Figure dataset records:
+ + + + + + +
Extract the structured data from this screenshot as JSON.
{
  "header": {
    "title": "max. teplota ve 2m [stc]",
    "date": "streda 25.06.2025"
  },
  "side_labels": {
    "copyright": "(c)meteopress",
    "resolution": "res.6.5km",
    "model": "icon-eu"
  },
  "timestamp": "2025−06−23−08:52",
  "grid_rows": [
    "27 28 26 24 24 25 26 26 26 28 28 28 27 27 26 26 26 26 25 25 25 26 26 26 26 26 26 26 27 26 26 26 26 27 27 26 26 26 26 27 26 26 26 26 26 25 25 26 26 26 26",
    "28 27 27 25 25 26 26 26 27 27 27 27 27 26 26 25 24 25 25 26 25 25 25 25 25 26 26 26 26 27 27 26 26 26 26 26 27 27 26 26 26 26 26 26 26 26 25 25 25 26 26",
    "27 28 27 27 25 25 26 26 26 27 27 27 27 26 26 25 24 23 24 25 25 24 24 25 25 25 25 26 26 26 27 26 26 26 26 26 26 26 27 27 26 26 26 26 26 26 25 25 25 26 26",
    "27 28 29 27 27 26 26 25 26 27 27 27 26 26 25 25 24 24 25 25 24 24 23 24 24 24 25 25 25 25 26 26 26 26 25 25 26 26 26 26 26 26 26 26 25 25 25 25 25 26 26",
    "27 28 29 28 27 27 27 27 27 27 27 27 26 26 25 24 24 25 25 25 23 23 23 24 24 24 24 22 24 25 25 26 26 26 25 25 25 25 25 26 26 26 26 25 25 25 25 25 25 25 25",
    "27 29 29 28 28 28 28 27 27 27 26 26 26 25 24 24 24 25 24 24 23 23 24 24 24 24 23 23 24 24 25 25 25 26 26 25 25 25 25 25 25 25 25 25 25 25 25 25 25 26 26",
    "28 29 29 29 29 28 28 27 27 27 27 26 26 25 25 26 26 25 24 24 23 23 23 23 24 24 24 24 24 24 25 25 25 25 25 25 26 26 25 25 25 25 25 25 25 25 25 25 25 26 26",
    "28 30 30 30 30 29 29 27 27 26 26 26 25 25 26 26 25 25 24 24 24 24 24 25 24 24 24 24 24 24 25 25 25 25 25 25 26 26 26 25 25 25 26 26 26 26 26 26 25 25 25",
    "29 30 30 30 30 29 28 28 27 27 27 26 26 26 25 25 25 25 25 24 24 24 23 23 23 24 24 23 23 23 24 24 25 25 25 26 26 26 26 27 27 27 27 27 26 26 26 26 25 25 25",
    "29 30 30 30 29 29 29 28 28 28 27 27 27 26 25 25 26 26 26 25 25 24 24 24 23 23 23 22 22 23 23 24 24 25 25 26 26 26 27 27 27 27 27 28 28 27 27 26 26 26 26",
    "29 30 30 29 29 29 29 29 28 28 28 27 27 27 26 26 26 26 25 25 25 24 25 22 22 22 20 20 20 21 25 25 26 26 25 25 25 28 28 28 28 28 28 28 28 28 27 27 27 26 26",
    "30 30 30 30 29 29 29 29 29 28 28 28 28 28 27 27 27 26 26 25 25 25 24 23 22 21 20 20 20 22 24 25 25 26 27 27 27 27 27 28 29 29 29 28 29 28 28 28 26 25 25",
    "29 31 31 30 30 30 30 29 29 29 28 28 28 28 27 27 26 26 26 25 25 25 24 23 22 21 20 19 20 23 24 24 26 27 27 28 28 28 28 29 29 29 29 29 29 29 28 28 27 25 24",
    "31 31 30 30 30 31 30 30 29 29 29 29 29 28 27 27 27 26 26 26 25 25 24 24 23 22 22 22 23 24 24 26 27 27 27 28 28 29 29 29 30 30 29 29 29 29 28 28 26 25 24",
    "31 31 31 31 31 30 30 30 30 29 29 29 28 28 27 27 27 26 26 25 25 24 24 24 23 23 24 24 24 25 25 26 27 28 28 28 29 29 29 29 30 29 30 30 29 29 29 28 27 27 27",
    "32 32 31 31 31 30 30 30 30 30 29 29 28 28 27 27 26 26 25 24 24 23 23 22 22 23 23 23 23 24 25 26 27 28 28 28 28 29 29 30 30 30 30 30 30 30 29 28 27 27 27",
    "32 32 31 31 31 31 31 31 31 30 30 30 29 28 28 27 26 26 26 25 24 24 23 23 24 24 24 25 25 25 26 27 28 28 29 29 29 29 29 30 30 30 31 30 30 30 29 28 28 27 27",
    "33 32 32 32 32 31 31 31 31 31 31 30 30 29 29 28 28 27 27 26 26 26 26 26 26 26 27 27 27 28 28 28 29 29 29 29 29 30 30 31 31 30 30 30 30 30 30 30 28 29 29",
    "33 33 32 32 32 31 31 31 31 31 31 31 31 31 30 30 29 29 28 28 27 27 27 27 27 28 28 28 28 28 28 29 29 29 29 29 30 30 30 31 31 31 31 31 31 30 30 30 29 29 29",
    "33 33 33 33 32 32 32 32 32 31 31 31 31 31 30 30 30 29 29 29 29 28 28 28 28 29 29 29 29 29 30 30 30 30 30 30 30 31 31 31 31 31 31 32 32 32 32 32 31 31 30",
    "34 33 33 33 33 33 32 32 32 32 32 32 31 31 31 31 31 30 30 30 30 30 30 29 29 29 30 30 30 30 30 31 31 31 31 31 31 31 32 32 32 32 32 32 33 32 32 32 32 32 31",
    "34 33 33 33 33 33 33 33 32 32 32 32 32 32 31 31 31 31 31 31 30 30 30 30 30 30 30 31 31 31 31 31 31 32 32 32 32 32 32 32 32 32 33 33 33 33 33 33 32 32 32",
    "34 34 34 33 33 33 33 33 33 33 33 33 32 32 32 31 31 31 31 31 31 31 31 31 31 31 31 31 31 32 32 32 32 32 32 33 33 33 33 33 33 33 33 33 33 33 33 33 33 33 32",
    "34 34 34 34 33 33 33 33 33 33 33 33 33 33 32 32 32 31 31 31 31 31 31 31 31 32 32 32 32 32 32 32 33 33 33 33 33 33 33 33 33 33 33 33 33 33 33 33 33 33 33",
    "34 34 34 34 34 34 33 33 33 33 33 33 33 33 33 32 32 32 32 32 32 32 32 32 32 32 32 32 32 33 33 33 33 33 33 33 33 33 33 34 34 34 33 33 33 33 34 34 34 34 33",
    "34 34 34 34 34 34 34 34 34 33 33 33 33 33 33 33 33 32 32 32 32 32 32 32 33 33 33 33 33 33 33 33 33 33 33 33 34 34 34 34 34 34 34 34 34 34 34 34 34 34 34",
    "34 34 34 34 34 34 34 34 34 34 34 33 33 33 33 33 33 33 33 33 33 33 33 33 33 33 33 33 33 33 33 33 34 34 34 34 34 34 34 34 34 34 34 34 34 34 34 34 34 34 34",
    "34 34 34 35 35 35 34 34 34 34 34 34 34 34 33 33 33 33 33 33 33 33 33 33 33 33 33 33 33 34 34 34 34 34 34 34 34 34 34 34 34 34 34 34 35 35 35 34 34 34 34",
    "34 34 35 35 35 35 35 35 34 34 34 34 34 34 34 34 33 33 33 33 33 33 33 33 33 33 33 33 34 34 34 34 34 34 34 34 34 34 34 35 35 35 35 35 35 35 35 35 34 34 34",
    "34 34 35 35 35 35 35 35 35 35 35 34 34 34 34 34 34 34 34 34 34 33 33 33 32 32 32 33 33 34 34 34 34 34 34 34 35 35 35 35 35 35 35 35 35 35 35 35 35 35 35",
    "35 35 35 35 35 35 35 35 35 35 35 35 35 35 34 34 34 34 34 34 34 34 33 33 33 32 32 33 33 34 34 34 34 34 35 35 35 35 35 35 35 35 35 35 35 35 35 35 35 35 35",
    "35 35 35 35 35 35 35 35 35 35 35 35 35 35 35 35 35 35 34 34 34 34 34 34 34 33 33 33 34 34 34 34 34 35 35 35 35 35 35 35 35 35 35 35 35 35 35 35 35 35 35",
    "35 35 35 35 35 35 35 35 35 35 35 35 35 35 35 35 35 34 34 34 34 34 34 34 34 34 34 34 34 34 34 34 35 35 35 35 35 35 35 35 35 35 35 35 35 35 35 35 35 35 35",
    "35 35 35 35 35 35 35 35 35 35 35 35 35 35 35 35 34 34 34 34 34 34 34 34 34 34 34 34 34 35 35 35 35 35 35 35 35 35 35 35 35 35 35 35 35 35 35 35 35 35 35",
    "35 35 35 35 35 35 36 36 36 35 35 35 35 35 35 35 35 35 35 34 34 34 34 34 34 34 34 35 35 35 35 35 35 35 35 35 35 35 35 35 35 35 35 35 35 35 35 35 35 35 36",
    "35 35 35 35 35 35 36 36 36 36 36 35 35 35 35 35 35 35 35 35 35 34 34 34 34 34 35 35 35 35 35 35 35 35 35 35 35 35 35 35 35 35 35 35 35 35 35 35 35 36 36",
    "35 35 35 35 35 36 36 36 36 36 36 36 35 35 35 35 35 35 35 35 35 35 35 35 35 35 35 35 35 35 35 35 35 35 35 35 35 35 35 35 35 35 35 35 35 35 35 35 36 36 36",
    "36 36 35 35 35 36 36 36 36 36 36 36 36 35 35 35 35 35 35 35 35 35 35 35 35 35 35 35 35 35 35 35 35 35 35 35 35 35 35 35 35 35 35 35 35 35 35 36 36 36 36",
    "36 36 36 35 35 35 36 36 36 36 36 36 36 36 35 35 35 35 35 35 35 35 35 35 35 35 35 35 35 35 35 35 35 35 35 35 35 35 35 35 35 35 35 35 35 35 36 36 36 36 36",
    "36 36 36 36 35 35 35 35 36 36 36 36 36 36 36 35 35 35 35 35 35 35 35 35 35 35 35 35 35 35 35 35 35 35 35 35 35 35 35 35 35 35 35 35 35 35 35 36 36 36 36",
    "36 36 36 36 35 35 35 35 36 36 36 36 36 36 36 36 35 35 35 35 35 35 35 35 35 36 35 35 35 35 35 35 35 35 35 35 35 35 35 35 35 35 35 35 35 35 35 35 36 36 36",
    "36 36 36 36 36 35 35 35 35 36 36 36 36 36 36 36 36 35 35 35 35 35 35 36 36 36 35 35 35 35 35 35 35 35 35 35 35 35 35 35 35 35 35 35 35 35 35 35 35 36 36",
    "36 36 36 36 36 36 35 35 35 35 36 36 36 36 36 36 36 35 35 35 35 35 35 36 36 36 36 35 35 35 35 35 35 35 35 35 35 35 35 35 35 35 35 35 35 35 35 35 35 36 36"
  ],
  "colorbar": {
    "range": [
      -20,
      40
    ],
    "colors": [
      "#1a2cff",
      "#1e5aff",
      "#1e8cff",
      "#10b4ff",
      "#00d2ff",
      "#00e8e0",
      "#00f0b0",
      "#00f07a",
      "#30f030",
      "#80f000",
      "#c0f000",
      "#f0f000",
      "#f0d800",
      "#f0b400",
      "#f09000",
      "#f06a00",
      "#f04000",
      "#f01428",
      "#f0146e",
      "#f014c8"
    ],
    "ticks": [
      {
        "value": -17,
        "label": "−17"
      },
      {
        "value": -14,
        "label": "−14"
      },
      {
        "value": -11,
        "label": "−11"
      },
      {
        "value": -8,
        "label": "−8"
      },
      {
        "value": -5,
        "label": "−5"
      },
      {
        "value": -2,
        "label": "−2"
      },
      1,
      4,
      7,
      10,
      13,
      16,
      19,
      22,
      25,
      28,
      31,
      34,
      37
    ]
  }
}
+ + + + + + +
▶ **TASK REQUIREMENTS**: Which lines contain the word "value"? Return each of them.

▶ **EXERCISE RESULT**:
        "value": -17,
        "value": -14,
        "value": -11,
        "value": -8,
        "value": -5,
        "value": -2,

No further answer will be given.